**WORK TO DO:**
Without the images, print all the entries below exactly as given.
○ ○ ○
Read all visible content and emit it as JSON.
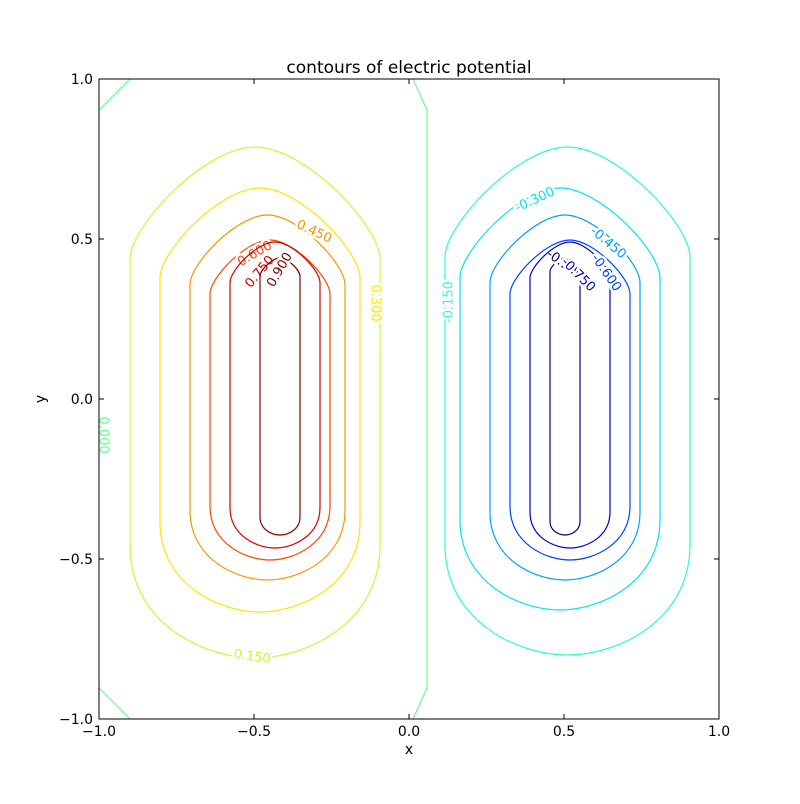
{
  "chart_data": {
    "type": "contour",
    "title": "contours of electric potential",
    "xlabel": "x",
    "ylabel": "y",
    "xlim": [
      -1,
      1
    ],
    "ylim": [
      -1,
      1
    ],
    "xticks": [
      {
        "value": -1,
        "label": "−1.0"
      },
      {
        "value": -0.5,
        "label": "−0.5"
      },
      {
        "value": 0,
        "label": "0.0"
      },
      {
        "value": 0.5,
        "label": "0.5"
      },
      {
        "value": 1,
        "label": "1.0"
      }
    ],
    "yticks": [
      {
        "value": -1,
        "label": "−1.0"
      },
      {
        "value": -0.5,
        "label": "−0.5"
      },
      {
        "value": 0,
        "label": "0.0"
      },
      {
        "value": 0.5,
        "label": "0.5"
      },
      {
        "value": 1,
        "label": "1.0"
      }
    ],
    "levels": {
      "values": [
        -0.9,
        -0.75,
        -0.6,
        -0.45,
        -0.3,
        -0.15,
        0,
        0.15,
        0.3,
        0.45,
        0.6,
        0.75,
        0.9
      ],
      "value_labels": [
        "-0.900",
        "-0.750",
        "-0.600",
        "-0.450",
        "-0.300",
        "-0.150",
        "0.000",
        "0.150",
        "0.300",
        "0.450",
        "0.600",
        "0.750",
        "0.900"
      ],
      "colors": [
        "#00007f",
        "#0000d8",
        "#0044ff",
        "#00a0ff",
        "#00e4f7",
        "#2affcd",
        "#66ff90",
        "#c1ff36",
        "#ffe500",
        "#ff9400",
        "#ff4800",
        "#d80000",
        "#7f0000"
      ]
    }
  }
}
○ ○ ○
**RESPONSE BELOW:**
Read all visible content and emit it as JSON.
{
  "chart_data": {
    "type": "contour",
    "title": "contours of electric potential",
    "xlabel": "x",
    "ylabel": "y",
    "xlim": [
      -1,
      1
    ],
    "ylim": [
      -1,
      1
    ],
    "xticks": [
      {
        "value": -1,
        "label": "−1.0"
      },
      {
        "value": -0.5,
        "label": "−0.5"
      },
      {
        "value": 0,
        "label": "0.0"
      },
      {
        "value": 0.5,
        "label": "0.5"
      },
      {
        "value": 1,
        "label": "1.0"
      }
    ],
    "yticks": [
      {
        "value": -1,
        "label": "−1.0"
      },
      {
        "value": -0.5,
        "label": "−0.5"
      },
      {
        "value": 0,
        "label": "0.0"
      },
      {
        "value": 0.5,
        "label": "0.5"
      },
      {
        "value": 1,
        "label": "1.0"
      }
    ],
    "levels": {
      "values": [
        -0.9,
        -0.75,
        -0.6,
        -0.45,
        -0.3,
        -0.15,
        0,
        0.15,
        0.3,
        0.45,
        0.6,
        0.75,
        0.9
      ],
      "value_labels": [
        "-0.900",
        "-0.750",
        "-0.600",
        "-0.450",
        "-0.300",
        "-0.150",
        "0.000",
        "0.150",
        "0.300",
        "0.450",
        "0.600",
        "0.750",
        "0.900"
      ],
      "colors": [
        "#00007f",
        "#0000d8",
        "#0044ff",
        "#00a0ff",
        "#00e4f7",
        "#2affcd",
        "#66ff90",
        "#c1ff36",
        "#ffe500",
        "#ff9400",
        "#ff4800",
        "#d80000",
        "#7f0000"
      ]
    }
  }
}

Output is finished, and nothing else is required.